▸ **What to do**
What lines of the data hold the string "huic"? Pull each one out.

▸ **Supplied material**
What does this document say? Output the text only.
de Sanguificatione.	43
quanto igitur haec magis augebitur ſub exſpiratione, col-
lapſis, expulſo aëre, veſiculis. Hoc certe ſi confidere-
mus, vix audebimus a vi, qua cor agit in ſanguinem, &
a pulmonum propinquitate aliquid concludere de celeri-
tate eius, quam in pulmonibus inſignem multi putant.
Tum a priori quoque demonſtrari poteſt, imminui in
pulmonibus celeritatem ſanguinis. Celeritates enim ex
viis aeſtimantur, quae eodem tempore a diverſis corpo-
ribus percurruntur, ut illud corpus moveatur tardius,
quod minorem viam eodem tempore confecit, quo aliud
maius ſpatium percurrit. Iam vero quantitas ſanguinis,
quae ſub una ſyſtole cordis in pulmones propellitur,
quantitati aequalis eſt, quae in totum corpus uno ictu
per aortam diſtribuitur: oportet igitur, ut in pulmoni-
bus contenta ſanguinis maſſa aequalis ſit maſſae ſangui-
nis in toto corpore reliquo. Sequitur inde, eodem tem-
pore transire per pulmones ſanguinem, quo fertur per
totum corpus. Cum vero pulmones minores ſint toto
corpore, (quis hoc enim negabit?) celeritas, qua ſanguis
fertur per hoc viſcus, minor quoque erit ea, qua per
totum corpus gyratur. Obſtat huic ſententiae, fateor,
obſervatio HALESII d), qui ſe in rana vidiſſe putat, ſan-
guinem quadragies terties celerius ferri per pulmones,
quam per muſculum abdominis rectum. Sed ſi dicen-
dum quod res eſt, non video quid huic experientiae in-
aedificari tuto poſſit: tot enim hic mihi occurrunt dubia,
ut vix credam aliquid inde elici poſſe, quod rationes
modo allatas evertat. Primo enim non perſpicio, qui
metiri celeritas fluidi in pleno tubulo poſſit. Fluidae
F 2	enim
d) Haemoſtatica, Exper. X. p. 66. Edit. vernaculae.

▸ **Problem solution**
totum corpus gyratur. Obſtat huic ſententiae, fateor,
dum quod res eſt, non video quid huic experientiae in-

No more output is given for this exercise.